(Dataset excerpt)
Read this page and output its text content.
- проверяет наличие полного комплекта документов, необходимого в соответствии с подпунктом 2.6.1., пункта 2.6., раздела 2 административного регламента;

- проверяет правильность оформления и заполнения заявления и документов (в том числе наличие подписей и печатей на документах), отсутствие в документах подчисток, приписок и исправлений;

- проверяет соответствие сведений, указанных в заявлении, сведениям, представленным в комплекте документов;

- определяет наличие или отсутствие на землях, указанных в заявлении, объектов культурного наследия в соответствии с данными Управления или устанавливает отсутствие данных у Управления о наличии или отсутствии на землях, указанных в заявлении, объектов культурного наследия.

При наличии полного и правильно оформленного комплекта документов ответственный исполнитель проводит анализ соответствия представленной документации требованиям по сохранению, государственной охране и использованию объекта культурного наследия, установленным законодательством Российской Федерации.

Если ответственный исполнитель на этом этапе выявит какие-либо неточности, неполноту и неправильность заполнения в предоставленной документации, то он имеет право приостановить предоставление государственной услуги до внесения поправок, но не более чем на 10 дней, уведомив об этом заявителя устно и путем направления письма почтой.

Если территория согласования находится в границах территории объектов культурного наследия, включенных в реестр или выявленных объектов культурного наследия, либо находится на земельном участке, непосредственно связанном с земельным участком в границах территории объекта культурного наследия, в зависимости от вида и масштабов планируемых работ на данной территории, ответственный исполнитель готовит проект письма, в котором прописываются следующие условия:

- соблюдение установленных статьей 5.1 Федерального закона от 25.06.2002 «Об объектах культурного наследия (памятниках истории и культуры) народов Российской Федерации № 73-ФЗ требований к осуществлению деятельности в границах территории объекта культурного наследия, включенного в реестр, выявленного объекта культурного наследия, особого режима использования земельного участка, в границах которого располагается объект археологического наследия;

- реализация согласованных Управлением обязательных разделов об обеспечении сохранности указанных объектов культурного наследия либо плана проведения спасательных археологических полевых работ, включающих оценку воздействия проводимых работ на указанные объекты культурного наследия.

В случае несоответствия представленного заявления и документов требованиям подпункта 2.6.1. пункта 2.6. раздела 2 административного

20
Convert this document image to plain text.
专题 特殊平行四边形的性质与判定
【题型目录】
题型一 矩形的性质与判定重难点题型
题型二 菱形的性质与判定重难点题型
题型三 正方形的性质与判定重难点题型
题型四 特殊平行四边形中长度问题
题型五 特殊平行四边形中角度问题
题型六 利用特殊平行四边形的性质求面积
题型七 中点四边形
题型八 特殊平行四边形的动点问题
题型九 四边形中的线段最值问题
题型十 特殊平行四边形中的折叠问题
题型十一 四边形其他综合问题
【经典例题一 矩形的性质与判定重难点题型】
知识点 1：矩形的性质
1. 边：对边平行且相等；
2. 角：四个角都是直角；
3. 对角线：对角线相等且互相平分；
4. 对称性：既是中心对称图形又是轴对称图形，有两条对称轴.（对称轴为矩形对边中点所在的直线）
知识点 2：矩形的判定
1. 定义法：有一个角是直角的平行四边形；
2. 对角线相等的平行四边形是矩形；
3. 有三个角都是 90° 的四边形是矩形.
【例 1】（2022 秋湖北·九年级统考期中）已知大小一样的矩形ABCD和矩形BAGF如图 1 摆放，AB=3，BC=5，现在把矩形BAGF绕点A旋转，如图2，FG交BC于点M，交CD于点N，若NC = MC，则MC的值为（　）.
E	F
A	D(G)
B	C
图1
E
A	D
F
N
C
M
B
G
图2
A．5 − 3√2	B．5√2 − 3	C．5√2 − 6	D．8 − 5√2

[WHAT IS ASKED] Repeat the data in its entirety, character for character.

[THE COMPLETED TASK]
Read this page and output its text content.
- проверяет наличие полного комплекта документов, необходимого в соответствии с подпунктом 2.6.1., пункта 2.6., раздела 2 административного регламента;

- проверяет правильность оформления и заполнения заявления и документов (в том числе наличие подписей и печатей на документах), отсутствие в документах подчисток, приписок и исправлений;

- проверяет соответствие сведений, указанных в заявлении, сведениям, представленным в комплекте документов;

- определяет наличие или отсутствие на землях, указанных в заявлении, объектов культурного наследия в соответствии с данными Управления или устанавливает отсутствие данных у Управления о наличии или отсутствии на землях, указанных в заявлении, объектов культурного наследия.

При наличии полного и правильно оформленного комплекта документов ответственный исполнитель проводит анализ соответствия представленной документации требованиям по сохранению, государственной охране и использованию объекта культурного наследия, установленным законодательством Российской Федерации.

Если ответственный исполнитель на этом этапе выявит какие-либо неточности, неполноту и неправильность заполнения в предоставленной документации, то он имеет право приостановить предоставление государственной услуги до внесения поправок, но не более чем на 10 дней, уведомив об этом заявителя устно и путем направления письма почтой.

Если территория согласования находится в границах территории объектов культурного наследия, включенных в реестр или выявленных объектов культурного наследия, либо находится на земельном участке, непосредственно связанном с земельным участком в границах территории объекта культурного наследия, в зависимости от вида и масштабов планируемых работ на данной территории, ответственный исполнитель готовит проект письма, в котором прописываются следующие условия:

- соблюдение установленных статьей 5.1 Федерального закона от 25.06.2002 «Об объектах культурного наследия (памятниках истории и культуры) народов Российской Федерации № 73-ФЗ требований к осуществлению деятельности в границах территории объекта культурного наследия, включенного в реестр, выявленного объекта культурного наследия, особого режима использования земельного участка, в границах которого располагается объект археологического наследия;

- реализация согласованных Управлением обязательных разделов об обеспечении сохранности указанных объектов культурного наследия либо плана проведения спасательных археологических полевых работ, включающих оценку воздействия проводимых работ на указанные объекты культурного наследия.

В случае несоответствия представленного заявления и документов требованиям подпункта 2.6.1. пункта 2.6. раздела 2 административного

20
Convert this document image to plain text.
专题 特殊平行四边形的性质与判定
【题型目录】
题型一 矩形的性质与判定重难点题型
题型二 菱形的性质与判定重难点题型
题型三 正方形的性质与判定重难点题型
题型四 特殊平行四边形中长度问题
题型五 特殊平行四边形中角度问题
题型六 利用特殊平行四边形的性质求面积
题型七 中点四边形
题型八 特殊平行四边形的动点问题
题型九 四边形中的线段最值问题
题型十 特殊平行四边形中的折叠问题
题型十一 四边形其他综合问题
【经典例题一 矩形的性质与判定重难点题型】
知识点 1：矩形的性质
1. 边：对边平行且相等；
2. 角：四个角都是直角；
3. 对角线：对角线相等且互相平分；
4. 对称性：既是中心对称图形又是轴对称图形，有两条对称轴.（对称轴为矩形对边中点所在的直线）
知识点 2：矩形的判定
1. 定义法：有一个角是直角的平行四边形；
2. 对角线相等的平行四边形是矩形；
3. 有三个角都是 90° 的四边形是矩形.
【例 1】（2022 秋湖北·九年级统考期中）已知大小一样的矩形ABCD和矩形BAGF如图 1 摆放，AB=3，BC=5，现在把矩形BAGF绕点A旋转，如图2，FG交BC于点M，交CD于点N，若NC = MC，则MC的值为（　）.
E	F
A	D(G)
B	C
图1
E
A	D
F
N
C
M
B
G
图2
A．5 − 3√2	B．5√2 − 3	C．5√2 − 6	D．8 − 5√2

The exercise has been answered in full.